**REQUIREMENT 1**
Reproduce the records word for word, starting with their first line and ending with the line that contains "278, 1125, 451]", with both of those lines included.

**PAGE TEXT**
● ● ● ● ●

Date: 20090227
Docket: A-344-08
Citation: 2009 FCA 60
CORAM: DESJARDINS
J.A.
EVANS
J.A.
RYER
J.A.
BETWEEN:
GOFF CONSTRUCTION LIMITED
Appellant
and
HER MAJESTY THE QUEEN
Respondent
REASONS FOR JUDGMENT
RYER J.A.
[1]
This
appeal from a decision of the Tax Court of Canada (the Tax Court), Goff
Construction Ltd. v. Canada, 2008 TCC 322, by Mr. Justice Campbell Miller (the
Tax Court Judge), concerns the tax treatment of an amount received by the
appellant in settlement of a lawsuit framed in the tort of negligence.
The facts
[2]
The
facts are not in dispute. They can be summarized in the following manner.
[3]
A
third party (the purchaser) agreed to purchase some vacant land from the appellant provided that
the land could be re-zoned. The law firm that represented the purchaser
appealed the initial unfavourable re-zoning application to the Ontario
Municipal Board (the OMB). The appeal was unsuccessful and the OMB held the
purchaser and the appellant jointly and severally liable for costs in the
amount of $1.35 million.
[4]
The
appellant applied to the OMB to have the cost award against it reduced or
eliminated on the basis that it had no involvement in or control over the
initial OMB proceeding. The application was largely successful in that the OMB
reduced the cost award against the appellant to $135,000.
[5]
In
its 1992 to 1997 taxation years, the appellant deducted approximately $662,000
on account of the OMB cost award and expenses incurred in seeking the reduction
or elimination of the initial OMB cost award. These deductions were accepted by
the Minister of National Revenue.
[6]
In
1996, the appellant filed a claim in negligence against the law firm that
erroneously purported to represent it in the initial proceeding before the OMB.
[7]
In
1999, a settlement in the amount of $400,000 was reached between the law firm
and the appellant.

● ● ● ● ●

**REQUIREMENT 2**
List every dollar amount mentioned in the judgment text.

**Rows from a layout dataset**

● ● ● ● ●

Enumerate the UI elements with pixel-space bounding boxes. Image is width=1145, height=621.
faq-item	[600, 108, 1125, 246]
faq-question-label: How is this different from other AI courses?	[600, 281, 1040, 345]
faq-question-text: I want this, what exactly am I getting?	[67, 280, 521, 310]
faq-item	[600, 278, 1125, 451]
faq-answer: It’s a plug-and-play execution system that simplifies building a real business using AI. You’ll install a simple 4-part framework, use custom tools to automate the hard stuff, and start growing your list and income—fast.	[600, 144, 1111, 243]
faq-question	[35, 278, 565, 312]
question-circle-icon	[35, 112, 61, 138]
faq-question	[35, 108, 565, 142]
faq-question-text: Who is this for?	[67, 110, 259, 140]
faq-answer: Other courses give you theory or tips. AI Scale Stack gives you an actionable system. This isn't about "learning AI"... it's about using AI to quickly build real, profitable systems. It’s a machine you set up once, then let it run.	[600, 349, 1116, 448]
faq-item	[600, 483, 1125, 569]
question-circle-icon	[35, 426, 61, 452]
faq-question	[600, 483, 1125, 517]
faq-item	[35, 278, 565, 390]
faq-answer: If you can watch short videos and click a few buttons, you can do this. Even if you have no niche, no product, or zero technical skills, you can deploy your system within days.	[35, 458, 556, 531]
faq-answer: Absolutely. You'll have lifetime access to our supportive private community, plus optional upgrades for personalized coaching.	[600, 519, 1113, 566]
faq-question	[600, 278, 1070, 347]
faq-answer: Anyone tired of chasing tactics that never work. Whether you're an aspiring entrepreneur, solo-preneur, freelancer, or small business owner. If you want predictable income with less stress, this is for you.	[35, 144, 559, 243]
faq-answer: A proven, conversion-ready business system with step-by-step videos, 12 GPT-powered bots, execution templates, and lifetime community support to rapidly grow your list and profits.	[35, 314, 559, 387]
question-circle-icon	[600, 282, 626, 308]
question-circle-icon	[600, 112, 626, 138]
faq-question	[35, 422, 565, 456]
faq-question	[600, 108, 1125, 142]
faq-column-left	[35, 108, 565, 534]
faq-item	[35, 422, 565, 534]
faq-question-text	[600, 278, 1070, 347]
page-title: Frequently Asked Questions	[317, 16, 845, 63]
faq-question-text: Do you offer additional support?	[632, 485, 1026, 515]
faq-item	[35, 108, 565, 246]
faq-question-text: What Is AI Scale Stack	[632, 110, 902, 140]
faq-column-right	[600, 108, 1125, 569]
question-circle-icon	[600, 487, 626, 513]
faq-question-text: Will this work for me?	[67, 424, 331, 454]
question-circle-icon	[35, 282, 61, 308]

● ● ● ● ●

**EXERCISE ANSWER 1**
Enumerate the UI elements with pixel-space bounding boxes. Image is width=1145, height=621.
faq-item	[600, 108, 1125, 246]
faq-question-label: How is this different from other AI courses?	[600, 281, 1040, 345]
faq-question-text: I want this, what exactly am I getting?	[67, 280, 521, 310]
faq-item	[600, 278, 1125, 451]

**EXERCISE ANSWER 2**
- $1.35 million
- $135,000
- approximately $662,000
- $400,000